PROBLEM DETAILS: From the listing below, copy every line with the word "client".

GIVEN RECORDS:
* begin *
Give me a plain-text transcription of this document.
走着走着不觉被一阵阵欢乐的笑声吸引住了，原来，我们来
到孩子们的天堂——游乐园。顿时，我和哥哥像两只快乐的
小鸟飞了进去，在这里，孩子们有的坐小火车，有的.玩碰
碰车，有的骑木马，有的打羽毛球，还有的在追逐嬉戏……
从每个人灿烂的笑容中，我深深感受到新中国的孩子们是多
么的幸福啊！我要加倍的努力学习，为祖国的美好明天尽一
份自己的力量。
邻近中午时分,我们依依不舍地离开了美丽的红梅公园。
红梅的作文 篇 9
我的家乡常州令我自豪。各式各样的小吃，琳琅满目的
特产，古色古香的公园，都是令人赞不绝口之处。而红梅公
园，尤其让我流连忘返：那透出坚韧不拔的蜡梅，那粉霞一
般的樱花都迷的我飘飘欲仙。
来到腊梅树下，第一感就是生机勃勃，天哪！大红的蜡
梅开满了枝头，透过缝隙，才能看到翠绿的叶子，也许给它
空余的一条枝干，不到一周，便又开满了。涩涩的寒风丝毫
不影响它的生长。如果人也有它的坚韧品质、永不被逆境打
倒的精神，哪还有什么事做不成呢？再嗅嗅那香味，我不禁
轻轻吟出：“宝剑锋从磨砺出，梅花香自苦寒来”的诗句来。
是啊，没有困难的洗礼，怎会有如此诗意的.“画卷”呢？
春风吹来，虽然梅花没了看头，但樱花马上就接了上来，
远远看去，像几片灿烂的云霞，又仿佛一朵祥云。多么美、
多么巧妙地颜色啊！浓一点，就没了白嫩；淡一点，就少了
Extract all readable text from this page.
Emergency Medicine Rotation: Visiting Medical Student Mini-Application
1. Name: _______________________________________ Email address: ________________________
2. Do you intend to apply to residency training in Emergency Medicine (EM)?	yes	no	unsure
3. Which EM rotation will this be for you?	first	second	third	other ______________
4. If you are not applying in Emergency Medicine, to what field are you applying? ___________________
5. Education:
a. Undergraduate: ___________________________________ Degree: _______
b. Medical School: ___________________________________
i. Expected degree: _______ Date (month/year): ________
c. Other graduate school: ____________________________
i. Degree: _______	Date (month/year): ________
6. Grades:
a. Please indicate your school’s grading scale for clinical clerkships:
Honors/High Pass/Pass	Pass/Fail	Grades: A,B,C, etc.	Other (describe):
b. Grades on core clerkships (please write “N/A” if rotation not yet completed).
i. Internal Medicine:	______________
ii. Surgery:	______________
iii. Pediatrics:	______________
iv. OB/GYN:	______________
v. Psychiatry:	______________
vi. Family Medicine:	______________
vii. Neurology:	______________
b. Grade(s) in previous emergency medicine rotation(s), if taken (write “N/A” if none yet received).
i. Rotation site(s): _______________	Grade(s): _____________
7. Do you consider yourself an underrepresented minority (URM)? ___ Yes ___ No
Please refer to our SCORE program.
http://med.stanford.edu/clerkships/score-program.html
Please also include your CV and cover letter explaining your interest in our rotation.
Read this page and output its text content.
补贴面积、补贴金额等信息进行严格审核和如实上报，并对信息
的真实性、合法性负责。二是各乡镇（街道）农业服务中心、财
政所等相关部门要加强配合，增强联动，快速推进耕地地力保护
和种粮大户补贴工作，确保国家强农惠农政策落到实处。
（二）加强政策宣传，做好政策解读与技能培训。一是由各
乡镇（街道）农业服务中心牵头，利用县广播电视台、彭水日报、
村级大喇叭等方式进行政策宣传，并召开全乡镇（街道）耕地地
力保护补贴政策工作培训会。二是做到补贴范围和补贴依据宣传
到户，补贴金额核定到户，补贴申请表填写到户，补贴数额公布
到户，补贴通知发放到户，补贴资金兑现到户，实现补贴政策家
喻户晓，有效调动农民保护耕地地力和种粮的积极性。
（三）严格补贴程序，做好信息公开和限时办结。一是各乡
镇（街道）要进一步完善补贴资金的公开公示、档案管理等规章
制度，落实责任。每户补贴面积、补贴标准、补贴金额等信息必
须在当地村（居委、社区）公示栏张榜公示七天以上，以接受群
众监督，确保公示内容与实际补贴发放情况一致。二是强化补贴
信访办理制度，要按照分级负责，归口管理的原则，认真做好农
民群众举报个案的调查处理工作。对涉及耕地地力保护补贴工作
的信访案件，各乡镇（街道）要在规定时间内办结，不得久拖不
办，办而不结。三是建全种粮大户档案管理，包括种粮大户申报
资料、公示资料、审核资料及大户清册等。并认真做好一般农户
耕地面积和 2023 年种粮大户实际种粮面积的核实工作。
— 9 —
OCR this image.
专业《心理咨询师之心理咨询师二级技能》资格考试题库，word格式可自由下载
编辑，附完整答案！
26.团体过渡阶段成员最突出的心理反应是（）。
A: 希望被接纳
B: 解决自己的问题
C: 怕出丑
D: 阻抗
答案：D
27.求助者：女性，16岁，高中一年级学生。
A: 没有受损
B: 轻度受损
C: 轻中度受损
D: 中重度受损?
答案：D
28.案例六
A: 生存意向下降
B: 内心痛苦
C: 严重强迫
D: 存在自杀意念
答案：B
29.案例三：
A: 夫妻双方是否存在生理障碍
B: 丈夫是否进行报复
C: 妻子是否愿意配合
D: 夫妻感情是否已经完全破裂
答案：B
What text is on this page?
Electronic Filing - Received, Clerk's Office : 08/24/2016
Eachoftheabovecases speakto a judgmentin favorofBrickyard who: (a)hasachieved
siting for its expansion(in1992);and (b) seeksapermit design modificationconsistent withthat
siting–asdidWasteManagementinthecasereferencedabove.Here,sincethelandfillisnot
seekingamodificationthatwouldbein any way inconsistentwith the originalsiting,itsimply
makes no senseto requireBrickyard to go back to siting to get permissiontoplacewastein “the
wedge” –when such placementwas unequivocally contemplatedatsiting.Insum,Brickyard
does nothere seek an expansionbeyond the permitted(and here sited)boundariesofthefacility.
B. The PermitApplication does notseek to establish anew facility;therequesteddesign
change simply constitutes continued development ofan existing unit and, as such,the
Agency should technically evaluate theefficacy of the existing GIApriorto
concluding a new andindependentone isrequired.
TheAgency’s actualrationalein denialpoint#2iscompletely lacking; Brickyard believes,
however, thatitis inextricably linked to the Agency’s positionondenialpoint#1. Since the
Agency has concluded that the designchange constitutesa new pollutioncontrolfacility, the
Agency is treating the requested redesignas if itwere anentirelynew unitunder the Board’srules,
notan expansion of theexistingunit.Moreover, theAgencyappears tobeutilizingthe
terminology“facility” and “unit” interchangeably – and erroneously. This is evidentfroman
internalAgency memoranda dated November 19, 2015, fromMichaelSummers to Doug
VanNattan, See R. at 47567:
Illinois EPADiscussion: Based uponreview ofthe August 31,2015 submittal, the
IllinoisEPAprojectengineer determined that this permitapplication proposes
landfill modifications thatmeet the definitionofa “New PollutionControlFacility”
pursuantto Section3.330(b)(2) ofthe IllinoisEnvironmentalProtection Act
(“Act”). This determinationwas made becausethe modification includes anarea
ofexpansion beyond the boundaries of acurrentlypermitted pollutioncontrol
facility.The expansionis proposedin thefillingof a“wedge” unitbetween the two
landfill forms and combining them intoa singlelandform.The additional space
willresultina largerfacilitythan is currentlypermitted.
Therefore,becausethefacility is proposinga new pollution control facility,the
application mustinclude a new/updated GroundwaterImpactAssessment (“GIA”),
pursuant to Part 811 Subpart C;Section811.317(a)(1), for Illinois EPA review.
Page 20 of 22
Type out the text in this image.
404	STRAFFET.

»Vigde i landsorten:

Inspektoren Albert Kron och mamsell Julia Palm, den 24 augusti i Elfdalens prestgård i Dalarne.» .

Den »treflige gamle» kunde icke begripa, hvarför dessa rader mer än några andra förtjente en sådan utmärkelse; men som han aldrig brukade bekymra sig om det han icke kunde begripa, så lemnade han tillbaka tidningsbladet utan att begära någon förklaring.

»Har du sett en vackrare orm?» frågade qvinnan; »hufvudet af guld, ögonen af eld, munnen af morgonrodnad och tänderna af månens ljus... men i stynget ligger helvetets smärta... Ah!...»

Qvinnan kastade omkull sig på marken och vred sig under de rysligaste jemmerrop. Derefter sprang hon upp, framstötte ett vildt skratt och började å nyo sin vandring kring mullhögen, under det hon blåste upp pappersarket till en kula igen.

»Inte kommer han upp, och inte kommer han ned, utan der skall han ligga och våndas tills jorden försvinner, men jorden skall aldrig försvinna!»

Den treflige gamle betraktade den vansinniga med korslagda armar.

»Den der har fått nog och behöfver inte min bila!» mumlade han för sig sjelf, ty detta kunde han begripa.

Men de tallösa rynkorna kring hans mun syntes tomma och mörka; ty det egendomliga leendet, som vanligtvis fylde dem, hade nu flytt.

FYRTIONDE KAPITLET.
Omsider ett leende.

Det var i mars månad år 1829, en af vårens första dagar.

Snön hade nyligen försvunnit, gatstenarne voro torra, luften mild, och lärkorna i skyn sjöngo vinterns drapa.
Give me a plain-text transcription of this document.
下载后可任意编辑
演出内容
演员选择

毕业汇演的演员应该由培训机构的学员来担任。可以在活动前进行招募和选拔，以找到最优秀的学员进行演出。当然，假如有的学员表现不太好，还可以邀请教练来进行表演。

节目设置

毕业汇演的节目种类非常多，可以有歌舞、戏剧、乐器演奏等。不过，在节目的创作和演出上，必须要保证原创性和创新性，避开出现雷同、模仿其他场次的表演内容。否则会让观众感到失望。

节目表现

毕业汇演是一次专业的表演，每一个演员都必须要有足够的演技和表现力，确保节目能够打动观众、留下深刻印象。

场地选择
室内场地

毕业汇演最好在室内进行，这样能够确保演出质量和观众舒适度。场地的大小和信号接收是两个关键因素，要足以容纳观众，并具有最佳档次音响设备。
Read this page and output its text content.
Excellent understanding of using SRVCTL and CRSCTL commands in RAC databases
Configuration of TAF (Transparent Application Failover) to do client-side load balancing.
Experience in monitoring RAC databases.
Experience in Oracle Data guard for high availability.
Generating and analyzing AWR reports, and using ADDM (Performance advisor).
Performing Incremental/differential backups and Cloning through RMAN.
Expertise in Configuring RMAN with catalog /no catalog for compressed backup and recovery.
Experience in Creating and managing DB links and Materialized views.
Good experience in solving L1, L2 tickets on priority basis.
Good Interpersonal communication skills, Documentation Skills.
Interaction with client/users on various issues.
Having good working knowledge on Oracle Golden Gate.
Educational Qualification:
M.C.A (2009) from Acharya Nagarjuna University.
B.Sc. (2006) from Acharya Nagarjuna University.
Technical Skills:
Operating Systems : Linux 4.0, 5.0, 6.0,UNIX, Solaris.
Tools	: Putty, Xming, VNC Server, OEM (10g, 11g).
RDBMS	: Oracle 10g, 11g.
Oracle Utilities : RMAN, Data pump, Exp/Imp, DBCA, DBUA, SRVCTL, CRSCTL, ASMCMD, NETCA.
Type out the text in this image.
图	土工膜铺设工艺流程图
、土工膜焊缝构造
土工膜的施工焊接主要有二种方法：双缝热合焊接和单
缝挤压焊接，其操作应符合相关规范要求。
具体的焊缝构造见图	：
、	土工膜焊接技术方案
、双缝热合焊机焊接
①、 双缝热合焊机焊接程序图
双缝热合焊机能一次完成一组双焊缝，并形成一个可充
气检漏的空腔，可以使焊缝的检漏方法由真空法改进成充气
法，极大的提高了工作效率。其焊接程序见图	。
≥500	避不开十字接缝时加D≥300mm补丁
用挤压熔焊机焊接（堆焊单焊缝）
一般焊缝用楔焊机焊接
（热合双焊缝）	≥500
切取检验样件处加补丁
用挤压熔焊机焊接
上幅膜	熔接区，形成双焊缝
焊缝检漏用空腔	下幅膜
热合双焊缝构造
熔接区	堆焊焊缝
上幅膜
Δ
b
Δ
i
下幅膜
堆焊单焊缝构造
* end *
TASK ANSWER:
Configuration of TAF (Transparent Application Failover) to do client-side load balancing.
Interaction with client/users on various issues.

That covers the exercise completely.